[GOAL]
From the records, pick out and copy each line containing "note".

=====

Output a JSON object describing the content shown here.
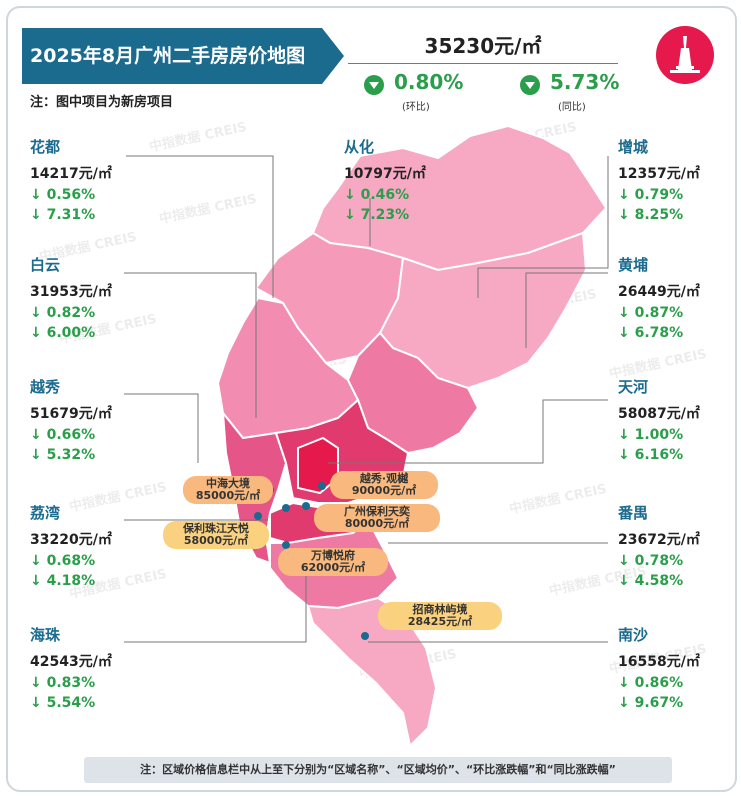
{
  "header": {
    "title": "2025年8月广州二手房房价地图",
    "note": "注：图中项目为新房项目"
  },
  "summary": {
    "avg_price": "35230元/㎡",
    "mom_pct": "0.80%",
    "mom_label": "(环比)",
    "yoy_pct": "5.73%",
    "yoy_label": "(同比)"
  },
  "districts": {
    "huadu": {
      "name": "花都",
      "price": "14217元/㎡",
      "mom": "↓ 0.56%",
      "yoy": "↓ 7.31%"
    },
    "baiyun": {
      "name": "白云",
      "price": "31953元/㎡",
      "mom": "↓ 0.82%",
      "yoy": "↓ 6.00%"
    },
    "yuexiu": {
      "name": "越秀",
      "price": "51679元/㎡",
      "mom": "↓ 0.66%",
      "yoy": "↓ 5.32%"
    },
    "liwan": {
      "name": "荔湾",
      "price": "33220元/㎡",
      "mom": "↓ 0.68%",
      "yoy": "↓ 4.18%"
    },
    "haizhu": {
      "name": "海珠",
      "price": "42543元/㎡",
      "mom": "↓ 0.83%",
      "yoy": "↓ 5.54%"
    },
    "conghua": {
      "name": "从化",
      "price": "10797元/㎡",
      "mom": "↓ 0.46%",
      "yoy": "↓ 7.23%"
    },
    "zengcheng": {
      "name": "增城",
      "price": "12357元/㎡",
      "mom": "↓ 0.79%",
      "yoy": "↓ 8.25%"
    },
    "huangpu": {
      "name": "黄埔",
      "price": "26449元/㎡",
      "mom": "↓ 0.87%",
      "yoy": "↓ 6.78%"
    },
    "tianhe": {
      "name": "天河",
      "price": "58087元/㎡",
      "mom": "↓ 1.00%",
      "yoy": "↓ 6.16%"
    },
    "panyu": {
      "name": "番禺",
      "price": "23672元/㎡",
      "mom": "↓ 0.78%",
      "yoy": "↓ 4.58%"
    },
    "nansha": {
      "name": "南沙",
      "price": "16558元/㎡",
      "mom": "↓ 0.86%",
      "yoy": "↓ 9.67%"
    }
  },
  "projects": {
    "zhonghai": {
      "name": "中海大境",
      "price": "85000元/㎡"
    },
    "yuexiu_guanlan": {
      "name": "越秀·观樾",
      "price": "90000元/㎡"
    },
    "baoli_tianyi": {
      "name": "广州保利天奕",
      "price": "80000元/㎡"
    },
    "baoli_zhujiang": {
      "name": "保利珠江天悦",
      "price": "58000元/㎡"
    },
    "wanbo": {
      "name": "万博悦府",
      "price": "62000元/㎡"
    },
    "zhaoshang": {
      "name": "招商林屿境",
      "price": "28425元/㎡"
    }
  },
  "watermark": "中指数据 CREIS",
  "footer": {
    "note": "注：区域价格信息栏中从上至下分别为“区域名称”、“区域均价”、“环比涨跌幅”和“同比涨跌幅”"
  },
  "colors": {
    "title_bg": "#1b6b8f",
    "green": "#2a9e4b",
    "light_pink": "#f7a8c3",
    "mid_pink": "#ee7aa3",
    "deep_pink": "#e03a6e",
    "red": "#e5194c"
  }
}
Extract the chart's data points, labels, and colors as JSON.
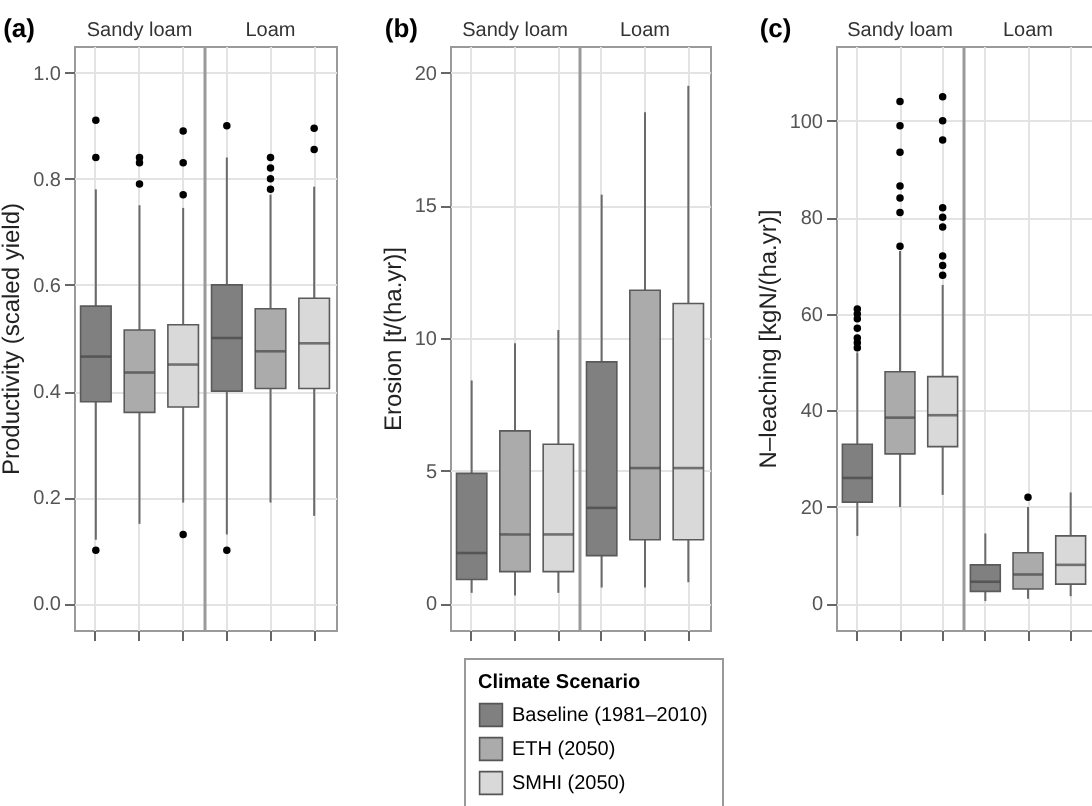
{
  "chart_data": [
    {
      "type": "box",
      "title": "(a)",
      "annotations": [
        "Sandy loam",
        "Loam"
      ],
      "ylabel": "Productivity (scaled yield)",
      "categories": [
        null,
        null,
        null,
        null,
        null,
        null
      ],
      "ylim": [
        -0.05,
        1.05
      ],
      "yticks": [
        {
          "value": 0,
          "label": "0.0"
        },
        {
          "value": 0.2,
          "label": "0.2"
        },
        {
          "value": 0.4,
          "label": "0.4"
        },
        {
          "value": 0.6,
          "label": "0.6"
        },
        {
          "value": 0.8,
          "label": "0.8"
        },
        {
          "value": 1,
          "label": "1.0"
        }
      ],
      "grid": true,
      "tick_labels": "y",
      "series": [
        {
          "color": "#808080",
          "boxes": [
            {
              "low": 0.12,
              "q1": 0.38,
              "median": 0.465,
              "q3": 0.56,
              "high": 0.78,
              "outliers": [
                0.1,
                0.84,
                0.91
              ]
            },
            null,
            null,
            {
              "low": 0.13,
              "q1": 0.4,
              "median": 0.5,
              "q3": 0.6,
              "high": 0.84,
              "outliers": [
                0.1,
                0.9
              ]
            },
            null,
            null
          ]
        },
        {
          "color": "#ababab",
          "boxes": [
            null,
            {
              "low": 0.15,
              "q1": 0.36,
              "median": 0.435,
              "q3": 0.515,
              "high": 0.75,
              "outliers": [
                0.79,
                0.83,
                0.84
              ]
            },
            null,
            null,
            {
              "low": 0.19,
              "q1": 0.405,
              "median": 0.475,
              "q3": 0.555,
              "high": 0.77,
              "outliers": [
                0.78,
                0.8,
                0.82,
                0.84
              ]
            },
            null
          ]
        },
        {
          "color": "#d9d9d9",
          "boxes": [
            null,
            null,
            {
              "low": 0.19,
              "q1": 0.37,
              "median": 0.45,
              "q3": 0.525,
              "high": 0.745,
              "outliers": [
                0.13,
                0.77,
                0.83,
                0.89
              ]
            },
            null,
            null,
            {
              "low": 0.165,
              "q1": 0.405,
              "median": 0.49,
              "q3": 0.575,
              "high": 0.785,
              "outliers": [
                0.855,
                0.895
              ]
            }
          ]
        }
      ]
    },
    {
      "type": "box",
      "title": "(b)",
      "annotations": [
        "Sandy loam",
        "Loam"
      ],
      "ylabel": "Erosion [t/(ha.yr)]",
      "categories": [
        null,
        null,
        null,
        null,
        null,
        null
      ],
      "ylim": [
        -1,
        21
      ],
      "yticks": [
        0,
        5,
        10,
        15,
        20
      ],
      "grid": true,
      "tick_labels": "y",
      "legend": "bottom",
      "legend_title": "Climate Scenario",
      "series": [
        {
          "name": "Baseline (1981–2010)",
          "color": "#808080",
          "boxes": [
            {
              "low": 0.4,
              "q1": 0.9,
              "median": 1.9,
              "q3": 4.9,
              "high": 8.4
            },
            null,
            null,
            {
              "low": 0.6,
              "q1": 1.8,
              "median": 3.6,
              "q3": 9.1,
              "high": 15.4
            },
            null,
            null
          ]
        },
        {
          "name": "ETH (2050)",
          "color": "#ababab",
          "boxes": [
            null,
            {
              "low": 0.3,
              "q1": 1.2,
              "median": 2.6,
              "q3": 6.5,
              "high": 9.8
            },
            null,
            null,
            {
              "low": 0.6,
              "q1": 2.4,
              "median": 5.1,
              "q3": 11.8,
              "high": 18.5
            },
            null
          ]
        },
        {
          "name": "SMHI (2050)",
          "color": "#d9d9d9",
          "boxes": [
            null,
            null,
            {
              "low": 0.4,
              "q1": 1.2,
              "median": 2.6,
              "q3": 6.0,
              "high": 10.3
            },
            null,
            null,
            {
              "low": 0.8,
              "q1": 2.4,
              "median": 5.1,
              "q3": 11.3,
              "high": 19.5
            }
          ]
        }
      ]
    },
    {
      "type": "box",
      "title": "(c)",
      "annotations": [
        "Sandy loam",
        "Loam"
      ],
      "ylabel": "N–leaching [kgN/(ha.yr)]",
      "categories": [
        null,
        null,
        null,
        null,
        null,
        null
      ],
      "ylim": [
        -5.5,
        115.5
      ],
      "yticks": [
        0,
        20,
        40,
        60,
        80,
        100
      ],
      "grid": true,
      "tick_labels": "y",
      "series": [
        {
          "color": "#808080",
          "boxes": [
            {
              "low": 14,
              "q1": 21,
              "median": 26,
              "q3": 33,
              "high": 52,
              "outliers": [
                53,
                54,
                55,
                57,
                59,
                60,
                61
              ]
            },
            null,
            null,
            {
              "low": 0.5,
              "q1": 2.5,
              "median": 4.5,
              "q3": 8,
              "high": 14.5
            },
            null,
            null
          ]
        },
        {
          "color": "#ababab",
          "boxes": [
            null,
            {
              "low": 20,
              "q1": 31,
              "median": 38.5,
              "q3": 48,
              "high": 73,
              "outliers": [
                74,
                81,
                84,
                86.5,
                93.5,
                99,
                104
              ]
            },
            null,
            null,
            {
              "low": 1,
              "q1": 3,
              "median": 6,
              "q3": 10.5,
              "high": 20,
              "outliers": [
                22
              ]
            },
            null
          ]
        },
        {
          "color": "#d9d9d9",
          "boxes": [
            null,
            null,
            {
              "low": 22.5,
              "q1": 32.5,
              "median": 39,
              "q3": 47,
              "high": 66,
              "outliers": [
                68,
                70,
                72,
                78,
                80,
                82,
                96,
                100,
                105
              ]
            },
            null,
            null,
            {
              "low": 1.5,
              "q1": 4,
              "median": 8,
              "q3": 14,
              "high": 23
            }
          ]
        }
      ]
    }
  ]
}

=====

[ANSWER TO THE TASK]
    "note": "注：图中项目为新房项目"
    "note": "注：区域价格信息栏中从上至下分别为“区域名称”、“区域均价”、“环比涨跌幅”和“同比涨跌幅”"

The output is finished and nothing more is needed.